Repeat the material below exactly, with no pictures.

START Data supplied

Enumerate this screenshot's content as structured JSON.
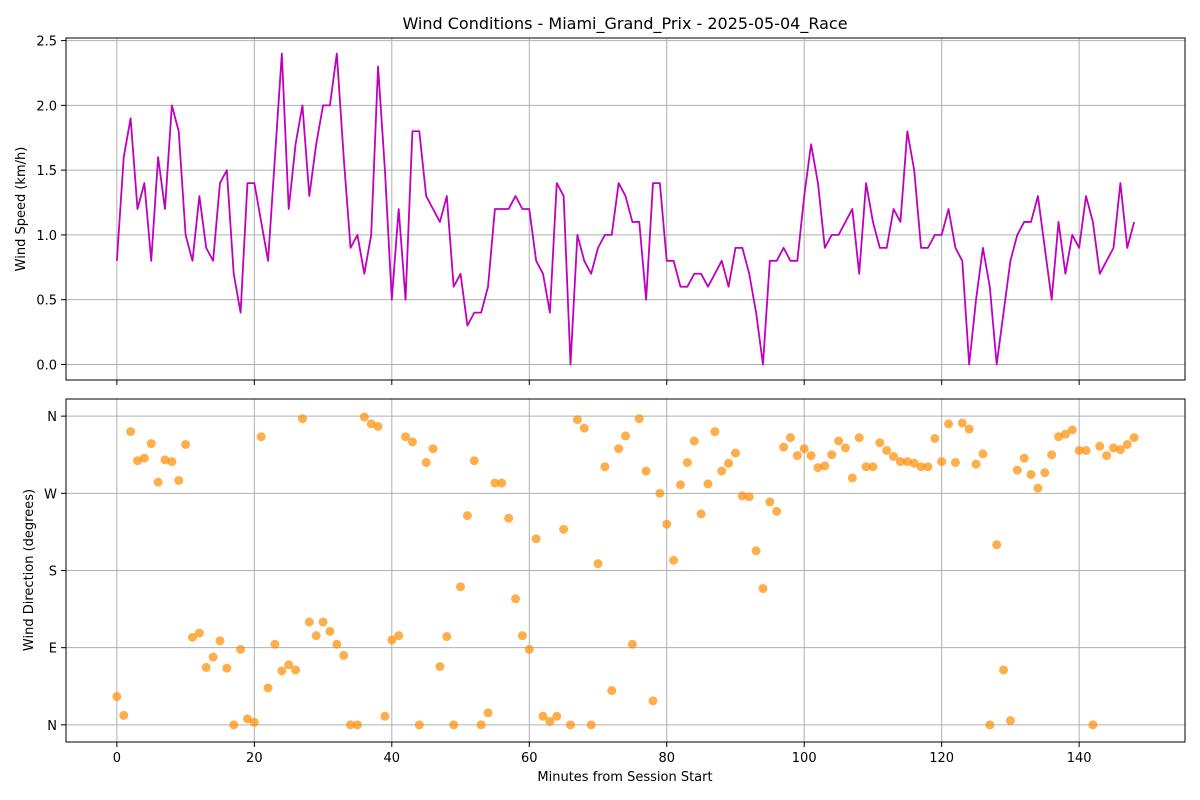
{
  "chart_data": [
    {
      "type": "line",
      "title": "Wind Conditions - Miami_Grand_Prix - 2025-05-04_Race",
      "ylabel": "Wind Speed (km/h)",
      "xlabel": "",
      "xlim": [
        -7.4,
        155.4
      ],
      "ylim": [
        -0.12,
        2.52
      ],
      "xticks": [
        0,
        20,
        40,
        60,
        80,
        100,
        120,
        140
      ],
      "xticks_labeled": false,
      "yticks": [
        0.0,
        0.5,
        1.0,
        1.5,
        2.0,
        2.5
      ],
      "ytick_labels": [
        "0.0",
        "0.5",
        "1.0",
        "1.5",
        "2.0",
        "2.5"
      ],
      "grid": true,
      "color": "#bf00bf",
      "series": [
        {
          "x": [
            0,
            1,
            2,
            3,
            4,
            5,
            6,
            7,
            8,
            9,
            10,
            11,
            12,
            13,
            14,
            15,
            16,
            17,
            18,
            19,
            20,
            21,
            22,
            23,
            24,
            25,
            26,
            27,
            28,
            29,
            30,
            31,
            32,
            33,
            34,
            35,
            36,
            37,
            38,
            39,
            40,
            41,
            42,
            43,
            44,
            45,
            46,
            47,
            48,
            49,
            50,
            51,
            52,
            53,
            54,
            55,
            56,
            57,
            58,
            59,
            60,
            61,
            62,
            63,
            64,
            65,
            66,
            67,
            68,
            69,
            70,
            71,
            72,
            73,
            74,
            75,
            76,
            77,
            78,
            79,
            80,
            81,
            82,
            83,
            84,
            85,
            86,
            87,
            88,
            89,
            90,
            91,
            92,
            93,
            94,
            95,
            96,
            97,
            98,
            99,
            100,
            101,
            102,
            103,
            104,
            105,
            106,
            107,
            108,
            109,
            110,
            111,
            112,
            113,
            114,
            115,
            116,
            117,
            118,
            119,
            120,
            121,
            122,
            123,
            124,
            125,
            126,
            127,
            128,
            129,
            130,
            131,
            132,
            133,
            134,
            135,
            136,
            137,
            138,
            139,
            140,
            141,
            142,
            143,
            144,
            145,
            146,
            147,
            148
          ],
          "values": [
            0.8,
            1.6,
            1.9,
            1.2,
            1.4,
            0.8,
            1.6,
            1.2,
            2.0,
            1.8,
            1.0,
            0.8,
            1.3,
            0.9,
            0.8,
            1.4,
            1.5,
            0.7,
            0.4,
            1.4,
            1.4,
            1.1,
            0.8,
            1.6,
            2.4,
            1.2,
            1.7,
            2.0,
            1.3,
            1.7,
            2.0,
            2.0,
            2.4,
            1.6,
            0.9,
            1.0,
            0.7,
            1.0,
            2.3,
            1.5,
            0.5,
            1.2,
            0.5,
            1.8,
            1.8,
            1.3,
            1.2,
            1.1,
            1.3,
            0.6,
            0.7,
            0.3,
            0.4,
            0.4,
            0.6,
            1.2,
            1.2,
            1.2,
            1.3,
            1.2,
            1.2,
            0.8,
            0.7,
            0.4,
            1.4,
            1.3,
            0.0,
            1.0,
            0.8,
            0.7,
            0.9,
            1.0,
            1.0,
            1.4,
            1.3,
            1.1,
            1.1,
            0.5,
            1.4,
            1.4,
            0.8,
            0.8,
            0.6,
            0.6,
            0.7,
            0.7,
            0.6,
            0.7,
            0.8,
            0.6,
            0.9,
            0.9,
            0.7,
            0.4,
            0.0,
            0.8,
            0.8,
            0.9,
            0.8,
            0.8,
            1.3,
            1.7,
            1.4,
            0.9,
            1.0,
            1.0,
            1.1,
            1.2,
            0.7,
            1.4,
            1.1,
            0.9,
            0.9,
            1.2,
            1.1,
            1.8,
            1.5,
            0.9,
            0.9,
            1.0,
            1.0,
            1.2,
            0.9,
            0.8,
            0.0,
            0.5,
            0.9,
            0.6,
            0.0,
            0.4,
            0.8,
            1.0,
            1.1,
            1.1,
            1.3,
            0.9,
            0.5,
            1.1,
            0.7,
            1.0,
            0.9,
            1.3,
            1.1,
            0.7,
            0.8,
            0.9,
            1.4,
            0.9,
            1.1
          ]
        }
      ]
    },
    {
      "type": "scatter",
      "title": "",
      "ylabel": "Wind Direction (degrees)",
      "xlabel": "Minutes from Session Start",
      "xlim": [
        -7.4,
        155.4
      ],
      "ylim": [
        -20,
        380
      ],
      "xticks": [
        0,
        20,
        40,
        60,
        80,
        100,
        120,
        140
      ],
      "xtick_labels": [
        "0",
        "20",
        "40",
        "60",
        "80",
        "100",
        "120",
        "140"
      ],
      "yticks": [
        0,
        90,
        180,
        270,
        360
      ],
      "ytick_labels": [
        "N",
        "E",
        "S",
        "W",
        "N"
      ],
      "grid": true,
      "color": "#ff8c00",
      "alpha": 0.7,
      "series": [
        {
          "x": [
            0,
            1,
            2,
            3,
            4,
            5,
            6,
            7,
            8,
            9,
            10,
            11,
            12,
            13,
            14,
            15,
            16,
            17,
            18,
            19,
            20,
            21,
            22,
            23,
            24,
            25,
            26,
            27,
            28,
            29,
            30,
            31,
            32,
            33,
            34,
            35,
            36,
            37,
            38,
            39,
            40,
            41,
            42,
            43,
            44,
            45,
            46,
            47,
            48,
            49,
            50,
            51,
            52,
            53,
            54,
            55,
            56,
            57,
            58,
            59,
            60,
            61,
            62,
            63,
            64,
            65,
            66,
            67,
            68,
            69,
            70,
            71,
            72,
            73,
            74,
            75,
            76,
            77,
            78,
            79,
            80,
            81,
            82,
            83,
            84,
            85,
            86,
            87,
            88,
            89,
            90,
            91,
            92,
            93,
            94,
            95,
            96,
            97,
            98,
            99,
            100,
            101,
            102,
            103,
            104,
            105,
            106,
            107,
            108,
            109,
            110,
            111,
            112,
            113,
            114,
            115,
            116,
            117,
            118,
            119,
            120,
            121,
            122,
            123,
            124,
            125,
            126,
            127,
            128,
            129,
            130,
            131,
            132,
            133,
            134,
            135,
            136,
            137,
            138,
            139,
            140,
            141,
            142,
            143,
            144,
            145,
            146,
            147,
            148
          ],
          "values": [
            33,
            11,
            342,
            308,
            311,
            328,
            283,
            309,
            307,
            285,
            327,
            102,
            107,
            67,
            79,
            98,
            66,
            0,
            88,
            7,
            3,
            336,
            43,
            94,
            63,
            70,
            64,
            357,
            120,
            104,
            120,
            109,
            94,
            81,
            0,
            0,
            359,
            351,
            348,
            10,
            99,
            104,
            336,
            330,
            0,
            306,
            322,
            68,
            103,
            0,
            161,
            244,
            308,
            0,
            14,
            282,
            282,
            241,
            147,
            104,
            88,
            217,
            10,
            4,
            10,
            228,
            0,
            356,
            346,
            0,
            188,
            301,
            40,
            322,
            337,
            94,
            357,
            296,
            28,
            270,
            234,
            192,
            280,
            306,
            331,
            246,
            281,
            342,
            296,
            305,
            317,
            267,
            266,
            203,
            159,
            260,
            249,
            324,
            335,
            314,
            322,
            314,
            300,
            302,
            315,
            331,
            323,
            288,
            335,
            301,
            301,
            329,
            320,
            313,
            307,
            307,
            305,
            301,
            301,
            334,
            307,
            351,
            306,
            352,
            345,
            304,
            316,
            0,
            210,
            64,
            5,
            297,
            311,
            292,
            276,
            294,
            315,
            336,
            339,
            344,
            320,
            320,
            0,
            325,
            314,
            323,
            321,
            327,
            335
          ]
        }
      ]
    }
  ]
}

END Data supplied

▶ [Written answer]
Enumerate this screenshot's content as structured JSON.
{
  "chart_data": [
    {
      "type": "line",
      "title": "Wind Conditions - Miami_Grand_Prix - 2025-05-04_Race",
      "ylabel": "Wind Speed (km/h)",
      "xlabel": "",
      "xlim": [
        -7.4,
        155.4
      ],
      "ylim": [
        -0.12,
        2.52
      ],
      "xticks": [
        0,
        20,
        40,
        60,
        80,
        100,
        120,
        140
      ],
      "xticks_labeled": false,
      "yticks": [
        0.0,
        0.5,
        1.0,
        1.5,
        2.0,
        2.5
      ],
      "ytick_labels": [
        "0.0",
        "0.5",
        "1.0",
        "1.5",
        "2.0",
        "2.5"
      ],
      "grid": true,
      "color": "#bf00bf",
      "series": [
        {
          "x": [
            0,
            1,
            2,
            3,
            4,
            5,
            6,
            7,
            8,
            9,
            10,
            11,
            12,
            13,
            14,
            15,
            16,
            17,
            18,
            19,
            20,
            21,
            22,
            23,
            24,
            25,
            26,
            27,
            28,
            29,
            30,
            31,
            32,
            33,
            34,
            35,
            36,
            37,
            38,
            39,
            40,
            41,
            42,
            43,
            44,
            45,
            46,
            47,
            48,
            49,
            50,
            51,
            52,
            53,
            54,
            55,
            56,
            57,
            58,
            59,
            60,
            61,
            62,
            63,
            64,
            65,
            66,
            67,
            68,
            69,
            70,
            71,
            72,
            73,
            74,
            75,
            76,
            77,
            78,
            79,
            80,
            81,
            82,
            83,
            84,
            85,
            86,
            87,
            88,
            89,
            90,
            91,
            92,
            93,
            94,
            95,
            96,
            97,
            98,
            99,
            100,
            101,
            102,
            103,
            104,
            105,
            106,
            107,
            108,
            109,
            110,
            111,
            112,
            113,
            114,
            115,
            116,
            117,
            118,
            119,
            120,
            121,
            122,
            123,
            124,
            125,
            126,
            127,
            128,
            129,
            130,
            131,
            132,
            133,
            134,
            135,
            136,
            137,
            138,
            139,
            140,
            141,
            142,
            143,
            144,
            145,
            146,
            147,
            148
          ],
          "values": [
            0.8,
            1.6,
            1.9,
            1.2,
            1.4,
            0.8,
            1.6,
            1.2,
            2.0,
            1.8,
            1.0,
            0.8,
            1.3,
            0.9,
            0.8,
            1.4,
            1.5,
            0.7,
            0.4,
            1.4,
            1.4,
            1.1,
            0.8,
            1.6,
            2.4,
            1.2,
            1.7,
            2.0,
            1.3,
            1.7,
            2.0,
            2.0,
            2.4,
            1.6,
            0.9,
            1.0,
            0.7,
            1.0,
            2.3,
            1.5,
            0.5,
            1.2,
            0.5,
            1.8,
            1.8,
            1.3,
            1.2,
            1.1,
            1.3,
            0.6,
            0.7,
            0.3,
            0.4,
            0.4,
            0.6,
            1.2,
            1.2,
            1.2,
            1.3,
            1.2,
            1.2,
            0.8,
            0.7,
            0.4,
            1.4,
            1.3,
            0.0,
            1.0,
            0.8,
            0.7,
            0.9,
            1.0,
            1.0,
            1.4,
            1.3,
            1.1,
            1.1,
            0.5,
            1.4,
            1.4,
            0.8,
            0.8,
            0.6,
            0.6,
            0.7,
            0.7,
            0.6,
            0.7,
            0.8,
            0.6,
            0.9,
            0.9,
            0.7,
            0.4,
            0.0,
            0.8,
            0.8,
            0.9,
            0.8,
            0.8,
            1.3,
            1.7,
            1.4,
            0.9,
            1.0,
            1.0,
            1.1,
            1.2,
            0.7,
            1.4,
            1.1,
            0.9,
            0.9,
            1.2,
            1.1,
            1.8,
            1.5,
            0.9,
            0.9,
            1.0,
            1.0,
            1.2,
            0.9,
            0.8,
            0.0,
            0.5,
            0.9,
            0.6,
            0.0,
            0.4,
            0.8,
            1.0,
            1.1,
            1.1,
            1.3,
            0.9,
            0.5,
            1.1,
            0.7,
            1.0,
            0.9,
            1.3,
            1.1,
            0.7,
            0.8,
            0.9,
            1.4,
            0.9,
            1.1
          ]
        }
      ]
    },
    {
      "type": "scatter",
      "title": "",
      "ylabel": "Wind Direction (degrees)",
      "xlabel": "Minutes from Session Start",
      "xlim": [
        -7.4,
        155.4
      ],
      "ylim": [
        -20,
        380
      ],
      "xticks": [
        0,
        20,
        40,
        60,
        80,
        100,
        120,
        140
      ],
      "xtick_labels": [
        "0",
        "20",
        "40",
        "60",
        "80",
        "100",
        "120",
        "140"
      ],
      "yticks": [
        0,
        90,
        180,
        270,
        360
      ],
      "ytick_labels": [
        "N",
        "E",
        "S",
        "W",
        "N"
      ],
      "grid": true,
      "color": "#ff8c00",
      "alpha": 0.7,
      "series": [
        {
          "x": [
            0,
            1,
            2,
            3,
            4,
            5,
            6,
            7,
            8,
            9,
            10,
            11,
            12,
            13,
            14,
            15,
            16,
            17,
            18,
            19,
            20,
            21,
            22,
            23,
            24,
            25,
            26,
            27,
            28,
            29,
            30,
            31,
            32,
            33,
            34,
            35,
            36,
            37,
            38,
            39,
            40,
            41,
            42,
            43,
            44,
            45,
            46,
            47,
            48,
            49,
            50,
            51,
            52,
            53,
            54,
            55,
            56,
            57,
            58,
            59,
            60,
            61,
            62,
            63,
            64,
            65,
            66,
            67,
            68,
            69,
            70,
            71,
            72,
            73,
            74,
            75,
            76,
            77,
            78,
            79,
            80,
            81,
            82,
            83,
            84,
            85,
            86,
            87,
            88,
            89,
            90,
            91,
            92,
            93,
            94,
            95,
            96,
            97,
            98,
            99,
            100,
            101,
            102,
            103,
            104,
            105,
            106,
            107,
            108,
            109,
            110,
            111,
            112,
            113,
            114,
            115,
            116,
            117,
            118,
            119,
            120,
            121,
            122,
            123,
            124,
            125,
            126,
            127,
            128,
            129,
            130,
            131,
            132,
            133,
            134,
            135,
            136,
            137,
            138,
            139,
            140,
            141,
            142,
            143,
            144,
            145,
            146,
            147,
            148
          ],
          "values": [
            33,
            11,
            342,
            308,
            311,
            328,
            283,
            309,
            307,
            285,
            327,
            102,
            107,
            67,
            79,
            98,
            66,
            0,
            88,
            7,
            3,
            336,
            43,
            94,
            63,
            70,
            64,
            357,
            120,
            104,
            120,
            109,
            94,
            81,
            0,
            0,
            359,
            351,
            348,
            10,
            99,
            104,
            336,
            330,
            0,
            306,
            322,
            68,
            103,
            0,
            161,
            244,
            308,
            0,
            14,
            282,
            282,
            241,
            147,
            104,
            88,
            217,
            10,
            4,
            10,
            228,
            0,
            356,
            346,
            0,
            188,
            301,
            40,
            322,
            337,
            94,
            357,
            296,
            28,
            270,
            234,
            192,
            280,
            306,
            331,
            246,
            281,
            342,
            296,
            305,
            317,
            267,
            266,
            203,
            159,
            260,
            249,
            324,
            335,
            314,
            322,
            314,
            300,
            302,
            315,
            331,
            323,
            288,
            335,
            301,
            301,
            329,
            320,
            313,
            307,
            307,
            305,
            301,
            301,
            334,
            307,
            351,
            306,
            352,
            345,
            304,
            316,
            0,
            210,
            64,
            5,
            297,
            311,
            292,
            276,
            294,
            315,
            336,
            339,
            344,
            320,
            320,
            0,
            325,
            314,
            323,
            321,
            327,
            335
          ]
        }
      ]
    }
  ]
}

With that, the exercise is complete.